**Task statement**
The records below need retyping in full; give them again exactly.

**Data extract**
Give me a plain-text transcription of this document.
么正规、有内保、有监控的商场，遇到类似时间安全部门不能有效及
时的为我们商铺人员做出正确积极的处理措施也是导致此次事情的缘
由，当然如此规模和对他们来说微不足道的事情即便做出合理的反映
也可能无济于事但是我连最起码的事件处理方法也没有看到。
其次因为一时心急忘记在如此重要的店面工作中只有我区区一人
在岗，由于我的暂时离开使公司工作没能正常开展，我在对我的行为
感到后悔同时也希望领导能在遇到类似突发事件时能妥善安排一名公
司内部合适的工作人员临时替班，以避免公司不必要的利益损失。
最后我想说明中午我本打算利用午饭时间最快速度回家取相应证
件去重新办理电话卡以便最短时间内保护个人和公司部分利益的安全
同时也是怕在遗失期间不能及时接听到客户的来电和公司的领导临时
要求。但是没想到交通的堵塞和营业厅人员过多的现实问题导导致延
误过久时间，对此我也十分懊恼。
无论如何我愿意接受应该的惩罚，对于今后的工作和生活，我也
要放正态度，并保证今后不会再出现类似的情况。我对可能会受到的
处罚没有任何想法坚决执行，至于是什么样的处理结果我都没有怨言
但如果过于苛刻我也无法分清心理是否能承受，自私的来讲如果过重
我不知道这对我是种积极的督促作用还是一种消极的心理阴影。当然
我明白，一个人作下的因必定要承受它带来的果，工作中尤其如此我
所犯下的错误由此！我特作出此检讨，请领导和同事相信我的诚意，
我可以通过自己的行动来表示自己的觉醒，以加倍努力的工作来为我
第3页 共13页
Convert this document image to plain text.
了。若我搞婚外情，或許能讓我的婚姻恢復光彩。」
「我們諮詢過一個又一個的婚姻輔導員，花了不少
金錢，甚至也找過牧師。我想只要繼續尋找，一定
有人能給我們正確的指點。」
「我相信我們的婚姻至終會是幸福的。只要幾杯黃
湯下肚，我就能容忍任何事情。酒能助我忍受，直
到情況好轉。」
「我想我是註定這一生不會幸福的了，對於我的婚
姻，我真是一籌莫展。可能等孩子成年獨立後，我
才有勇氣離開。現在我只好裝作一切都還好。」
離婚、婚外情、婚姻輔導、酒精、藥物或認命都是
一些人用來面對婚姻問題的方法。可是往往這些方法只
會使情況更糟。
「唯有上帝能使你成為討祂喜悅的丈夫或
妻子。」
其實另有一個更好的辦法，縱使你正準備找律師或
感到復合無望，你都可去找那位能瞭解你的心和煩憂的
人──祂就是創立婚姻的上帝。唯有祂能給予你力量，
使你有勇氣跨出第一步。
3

**The solution**
Give me a plain-text transcription of this document.
么正规、有内保、有监控的商场，遇到类似时间安全部门不能有效及
时的为我们商铺人员做出正确积极的处理措施也是导致此次事情的缘
由，当然如此规模和对他们来说微不足道的事情即便做出合理的反映
也可能无济于事但是我连最起码的事件处理方法也没有看到。
其次因为一时心急忘记在如此重要的店面工作中只有我区区一人
在岗，由于我的暂时离开使公司工作没能正常开展，我在对我的行为
感到后悔同时也希望领导能在遇到类似突发事件时能妥善安排一名公
司内部合适的工作人员临时替班，以避免公司不必要的利益损失。
最后我想说明中午我本打算利用午饭时间最快速度回家取相应证
件去重新办理电话卡以便最短时间内保护个人和公司部分利益的安全
同时也是怕在遗失期间不能及时接听到客户的来电和公司的领导临时
要求。但是没想到交通的堵塞和营业厅人员过多的现实问题导导致延
误过久时间，对此我也十分懊恼。
无论如何我愿意接受应该的惩罚，对于今后的工作和生活，我也
要放正态度，并保证今后不会再出现类似的情况。我对可能会受到的
处罚没有任何想法坚决执行，至于是什么样的处理结果我都没有怨言
但如果过于苛刻我也无法分清心理是否能承受，自私的来讲如果过重
我不知道这对我是种积极的督促作用还是一种消极的心理阴影。当然
我明白，一个人作下的因必定要承受它带来的果，工作中尤其如此我
所犯下的错误由此！我特作出此检讨，请领导和同事相信我的诚意，
我可以通过自己的行动来表示自己的觉醒，以加倍努力的工作来为我
第3页 共13页
Convert this document image to plain text.
了。若我搞婚外情，或許能讓我的婚姻恢復光彩。」
「我們諮詢過一個又一個的婚姻輔導員，花了不少
金錢，甚至也找過牧師。我想只要繼續尋找，一定
有人能給我們正確的指點。」
「我相信我們的婚姻至終會是幸福的。只要幾杯黃
湯下肚，我就能容忍任何事情。酒能助我忍受，直
到情況好轉。」
「我想我是註定這一生不會幸福的了，對於我的婚
姻，我真是一籌莫展。可能等孩子成年獨立後，我
才有勇氣離開。現在我只好裝作一切都還好。」
離婚、婚外情、婚姻輔導、酒精、藥物或認命都是
一些人用來面對婚姻問題的方法。可是往往這些方法只
會使情況更糟。
「唯有上帝能使你成為討祂喜悅的丈夫或
妻子。」
其實另有一個更好的辦法，縱使你正準備找律師或
感到復合無望，你都可去找那位能瞭解你的心和煩憂的
人──祂就是創立婚姻的上帝。唯有祂能給予你力量，
使你有勇氣跨出第一步。
3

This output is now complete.